* _WORK TO COMPLETE_
Take the line that has "Read out every word on this page." in it and every line after it to the end of the entries, and reproduce them exactly.

[Stored items from a collection]
-=-=-

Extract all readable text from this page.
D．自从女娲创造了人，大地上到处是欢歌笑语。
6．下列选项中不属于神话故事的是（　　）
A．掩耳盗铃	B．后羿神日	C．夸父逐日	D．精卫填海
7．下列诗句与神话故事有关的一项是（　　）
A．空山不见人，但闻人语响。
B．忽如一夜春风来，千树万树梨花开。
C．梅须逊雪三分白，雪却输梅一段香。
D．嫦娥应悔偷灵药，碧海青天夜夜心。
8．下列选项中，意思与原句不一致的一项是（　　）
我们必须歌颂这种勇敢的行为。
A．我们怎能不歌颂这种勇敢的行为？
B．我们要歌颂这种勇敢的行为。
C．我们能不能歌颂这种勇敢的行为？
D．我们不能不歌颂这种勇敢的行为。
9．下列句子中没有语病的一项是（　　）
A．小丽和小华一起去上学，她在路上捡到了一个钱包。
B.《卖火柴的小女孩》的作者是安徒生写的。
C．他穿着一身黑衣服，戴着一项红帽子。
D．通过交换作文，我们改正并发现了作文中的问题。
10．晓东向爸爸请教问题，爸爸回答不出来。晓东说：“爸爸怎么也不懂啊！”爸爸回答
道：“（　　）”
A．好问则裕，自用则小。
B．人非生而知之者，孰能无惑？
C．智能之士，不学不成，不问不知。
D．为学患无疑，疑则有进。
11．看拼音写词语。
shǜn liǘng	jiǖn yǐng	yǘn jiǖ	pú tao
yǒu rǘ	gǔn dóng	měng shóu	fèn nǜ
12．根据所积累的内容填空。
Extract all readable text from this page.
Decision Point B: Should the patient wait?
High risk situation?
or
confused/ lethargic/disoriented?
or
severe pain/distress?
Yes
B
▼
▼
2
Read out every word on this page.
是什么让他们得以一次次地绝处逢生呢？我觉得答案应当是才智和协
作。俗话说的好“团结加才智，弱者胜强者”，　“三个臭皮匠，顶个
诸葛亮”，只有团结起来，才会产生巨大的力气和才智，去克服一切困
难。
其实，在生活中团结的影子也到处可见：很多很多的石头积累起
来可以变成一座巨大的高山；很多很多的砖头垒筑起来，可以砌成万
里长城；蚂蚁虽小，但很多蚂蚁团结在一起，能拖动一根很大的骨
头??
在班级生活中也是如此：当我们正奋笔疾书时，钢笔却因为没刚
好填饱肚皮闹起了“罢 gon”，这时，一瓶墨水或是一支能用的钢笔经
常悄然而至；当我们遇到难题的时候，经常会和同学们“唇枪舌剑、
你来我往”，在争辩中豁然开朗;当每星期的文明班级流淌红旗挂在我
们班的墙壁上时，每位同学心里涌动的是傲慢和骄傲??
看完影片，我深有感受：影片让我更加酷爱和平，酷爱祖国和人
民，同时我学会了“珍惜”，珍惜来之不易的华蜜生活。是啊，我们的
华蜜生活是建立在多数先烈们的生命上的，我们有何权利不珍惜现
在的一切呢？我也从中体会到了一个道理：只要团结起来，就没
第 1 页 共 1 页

-=-=-

* _SOLUTION_
Read out every word on this page.
是什么让他们得以一次次地绝处逢生呢？我觉得答案应当是才智和协
作。俗话说的好“团结加才智，弱者胜强者”，　“三个臭皮匠，顶个
诸葛亮”，只有团结起来，才会产生巨大的力气和才智，去克服一切困
难。
其实，在生活中团结的影子也到处可见：很多很多的石头积累起
来可以变成一座巨大的高山；很多很多的砖头垒筑起来，可以砌成万
里长城；蚂蚁虽小，但很多蚂蚁团结在一起，能拖动一根很大的骨
头??
在班级生活中也是如此：当我们正奋笔疾书时，钢笔却因为没刚
好填饱肚皮闹起了“罢 gon”，这时，一瓶墨水或是一支能用的钢笔经
常悄然而至；当我们遇到难题的时候，经常会和同学们“唇枪舌剑、
你来我往”，在争辩中豁然开朗;当每星期的文明班级流淌红旗挂在我
们班的墙壁上时，每位同学心里涌动的是傲慢和骄傲??
看完影片，我深有感受：影片让我更加酷爱和平，酷爱祖国和人
民，同时我学会了“珍惜”，珍惜来之不易的华蜜生活。是啊，我们的
华蜜生活是建立在多数先烈们的生命上的，我们有何权利不珍惜现
在的一切呢？我也从中体会到了一个道理：只要团结起来，就没
第 1 页 共 1 页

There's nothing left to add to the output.